Data section:
══════════════════════════════

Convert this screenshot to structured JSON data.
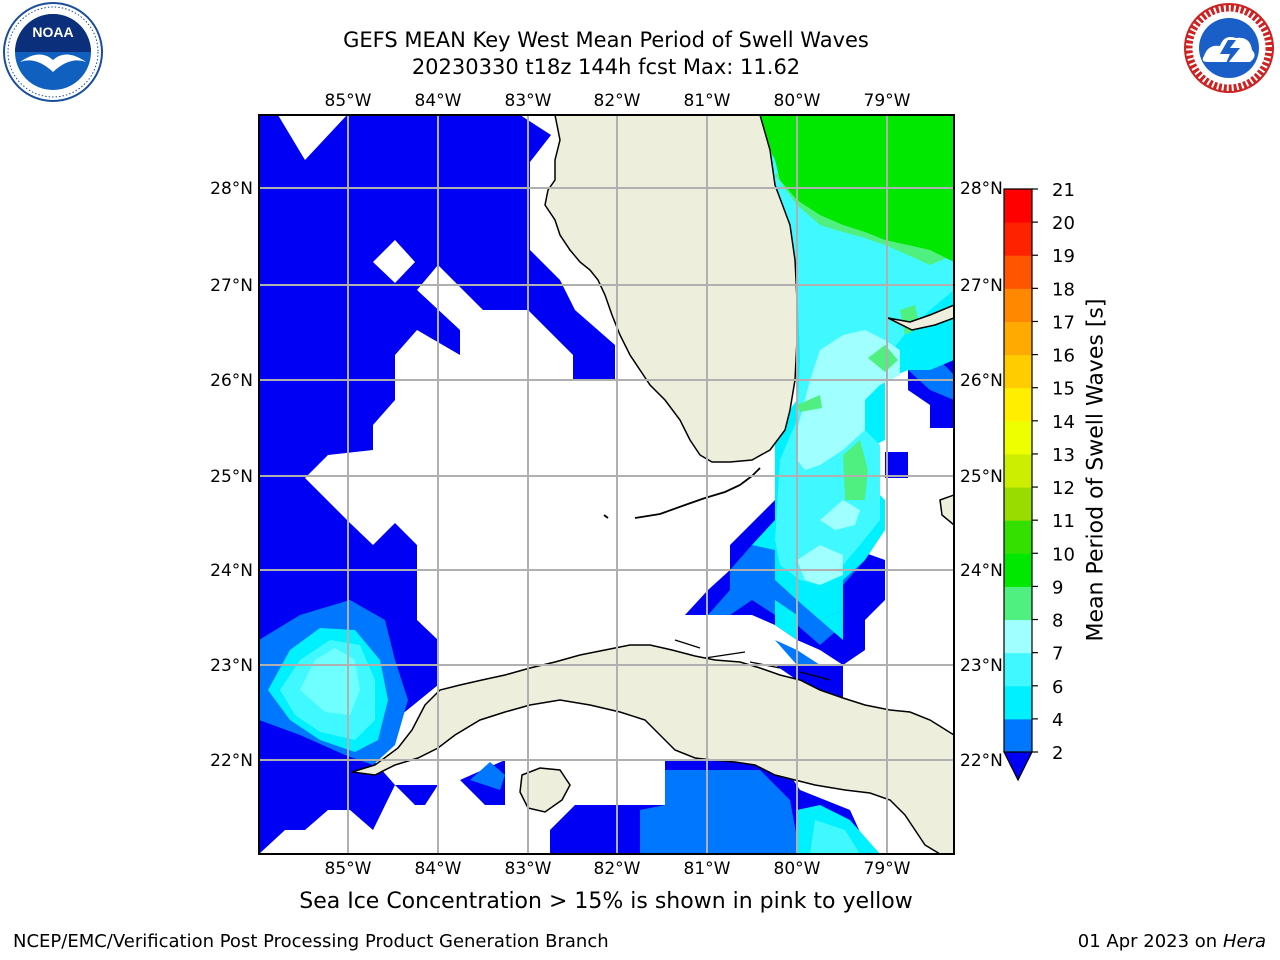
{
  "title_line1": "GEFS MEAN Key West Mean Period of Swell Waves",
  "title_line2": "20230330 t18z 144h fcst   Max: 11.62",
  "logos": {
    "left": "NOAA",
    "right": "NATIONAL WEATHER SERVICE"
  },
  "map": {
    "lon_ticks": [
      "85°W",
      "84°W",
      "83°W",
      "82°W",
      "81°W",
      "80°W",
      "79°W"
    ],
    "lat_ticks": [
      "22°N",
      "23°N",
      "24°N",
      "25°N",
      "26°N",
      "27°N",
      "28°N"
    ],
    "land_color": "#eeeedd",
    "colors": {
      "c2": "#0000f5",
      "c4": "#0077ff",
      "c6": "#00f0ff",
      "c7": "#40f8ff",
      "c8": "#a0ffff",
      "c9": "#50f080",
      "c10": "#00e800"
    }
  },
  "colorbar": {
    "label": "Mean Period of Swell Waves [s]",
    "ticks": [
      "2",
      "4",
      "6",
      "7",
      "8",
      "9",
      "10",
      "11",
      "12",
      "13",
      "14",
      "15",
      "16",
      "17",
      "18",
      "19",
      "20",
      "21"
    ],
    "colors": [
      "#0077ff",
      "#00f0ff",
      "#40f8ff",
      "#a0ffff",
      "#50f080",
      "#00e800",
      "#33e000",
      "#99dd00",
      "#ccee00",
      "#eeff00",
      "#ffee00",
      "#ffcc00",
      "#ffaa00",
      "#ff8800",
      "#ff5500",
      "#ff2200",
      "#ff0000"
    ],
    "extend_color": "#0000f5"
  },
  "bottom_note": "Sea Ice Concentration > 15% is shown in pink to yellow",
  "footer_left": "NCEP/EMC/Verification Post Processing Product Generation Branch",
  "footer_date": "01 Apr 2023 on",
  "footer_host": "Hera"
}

══════════════════════════════

Set exercise: Output the entries above exactly. Drop the pictures.

Correct result:
Convert this screenshot to structured JSON data.
{
  "title_line1": "GEFS MEAN Key West Mean Period of Swell Waves",
  "title_line2": "20230330 t18z 144h fcst   Max: 11.62",
  "logos": {
    "left": "NOAA",
    "right": "NATIONAL WEATHER SERVICE"
  },
  "map": {
    "lon_ticks": [
      "85°W",
      "84°W",
      "83°W",
      "82°W",
      "81°W",
      "80°W",
      "79°W"
    ],
    "lat_ticks": [
      "22°N",
      "23°N",
      "24°N",
      "25°N",
      "26°N",
      "27°N",
      "28°N"
    ],
    "land_color": "#eeeedd",
    "colors": {
      "c2": "#0000f5",
      "c4": "#0077ff",
      "c6": "#00f0ff",
      "c7": "#40f8ff",
      "c8": "#a0ffff",
      "c9": "#50f080",
      "c10": "#00e800"
    }
  },
  "colorbar": {
    "label": "Mean Period of Swell Waves [s]",
    "ticks": [
      "2",
      "4",
      "6",
      "7",
      "8",
      "9",
      "10",
      "11",
      "12",
      "13",
      "14",
      "15",
      "16",
      "17",
      "18",
      "19",
      "20",
      "21"
    ],
    "colors": [
      "#0077ff",
      "#00f0ff",
      "#40f8ff",
      "#a0ffff",
      "#50f080",
      "#00e800",
      "#33e000",
      "#99dd00",
      "#ccee00",
      "#eeff00",
      "#ffee00",
      "#ffcc00",
      "#ffaa00",
      "#ff8800",
      "#ff5500",
      "#ff2200",
      "#ff0000"
    ],
    "extend_color": "#0000f5"
  },
  "bottom_note": "Sea Ice Concentration > 15% is shown in pink to yellow",
  "footer_left": "NCEP/EMC/Verification Post Processing Product Generation Branch",
  "footer_date": "01 Apr 2023 on",
  "footer_host": "Hera"
}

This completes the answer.